▶ To be done: Collect the lines of the entries where "JSON" shows up.

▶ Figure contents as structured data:

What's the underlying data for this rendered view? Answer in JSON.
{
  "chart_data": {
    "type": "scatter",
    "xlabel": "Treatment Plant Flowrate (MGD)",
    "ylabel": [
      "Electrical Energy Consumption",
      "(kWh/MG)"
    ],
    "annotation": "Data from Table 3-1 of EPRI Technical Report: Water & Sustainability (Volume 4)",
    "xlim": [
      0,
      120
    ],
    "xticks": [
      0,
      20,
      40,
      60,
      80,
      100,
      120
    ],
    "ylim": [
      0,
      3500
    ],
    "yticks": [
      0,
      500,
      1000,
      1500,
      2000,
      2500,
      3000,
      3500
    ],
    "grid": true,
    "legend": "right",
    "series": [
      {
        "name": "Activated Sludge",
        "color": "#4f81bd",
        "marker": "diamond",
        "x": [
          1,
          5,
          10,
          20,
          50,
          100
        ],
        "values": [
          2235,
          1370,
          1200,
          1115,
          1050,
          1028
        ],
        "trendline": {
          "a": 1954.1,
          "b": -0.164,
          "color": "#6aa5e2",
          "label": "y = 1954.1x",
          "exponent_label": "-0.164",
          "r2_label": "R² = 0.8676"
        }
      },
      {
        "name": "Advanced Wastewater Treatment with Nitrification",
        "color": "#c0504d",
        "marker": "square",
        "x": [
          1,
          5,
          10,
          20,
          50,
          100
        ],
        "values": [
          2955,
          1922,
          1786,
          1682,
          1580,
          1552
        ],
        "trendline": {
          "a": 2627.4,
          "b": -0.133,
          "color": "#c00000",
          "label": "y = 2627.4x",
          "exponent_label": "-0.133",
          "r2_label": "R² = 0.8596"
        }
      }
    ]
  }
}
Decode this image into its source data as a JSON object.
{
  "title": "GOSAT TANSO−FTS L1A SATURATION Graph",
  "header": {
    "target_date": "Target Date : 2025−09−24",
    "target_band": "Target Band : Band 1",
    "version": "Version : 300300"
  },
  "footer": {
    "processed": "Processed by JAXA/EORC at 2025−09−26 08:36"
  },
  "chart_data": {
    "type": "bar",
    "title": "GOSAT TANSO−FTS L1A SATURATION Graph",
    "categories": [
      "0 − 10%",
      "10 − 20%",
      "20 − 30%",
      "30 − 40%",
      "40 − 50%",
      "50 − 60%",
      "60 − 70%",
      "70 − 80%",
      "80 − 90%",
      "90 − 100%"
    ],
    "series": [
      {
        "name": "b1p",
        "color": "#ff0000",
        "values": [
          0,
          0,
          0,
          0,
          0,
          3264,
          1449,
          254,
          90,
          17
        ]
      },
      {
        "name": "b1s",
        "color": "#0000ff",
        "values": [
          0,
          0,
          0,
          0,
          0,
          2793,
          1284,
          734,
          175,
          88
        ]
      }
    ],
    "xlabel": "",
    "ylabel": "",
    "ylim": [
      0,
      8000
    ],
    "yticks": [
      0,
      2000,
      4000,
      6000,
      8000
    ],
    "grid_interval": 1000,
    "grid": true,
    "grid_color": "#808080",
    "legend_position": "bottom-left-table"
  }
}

▶ Response to this exercise:
What's the underlying data for this rendered view? Answer in JSON.
Decode this image into its source data as a JSON object.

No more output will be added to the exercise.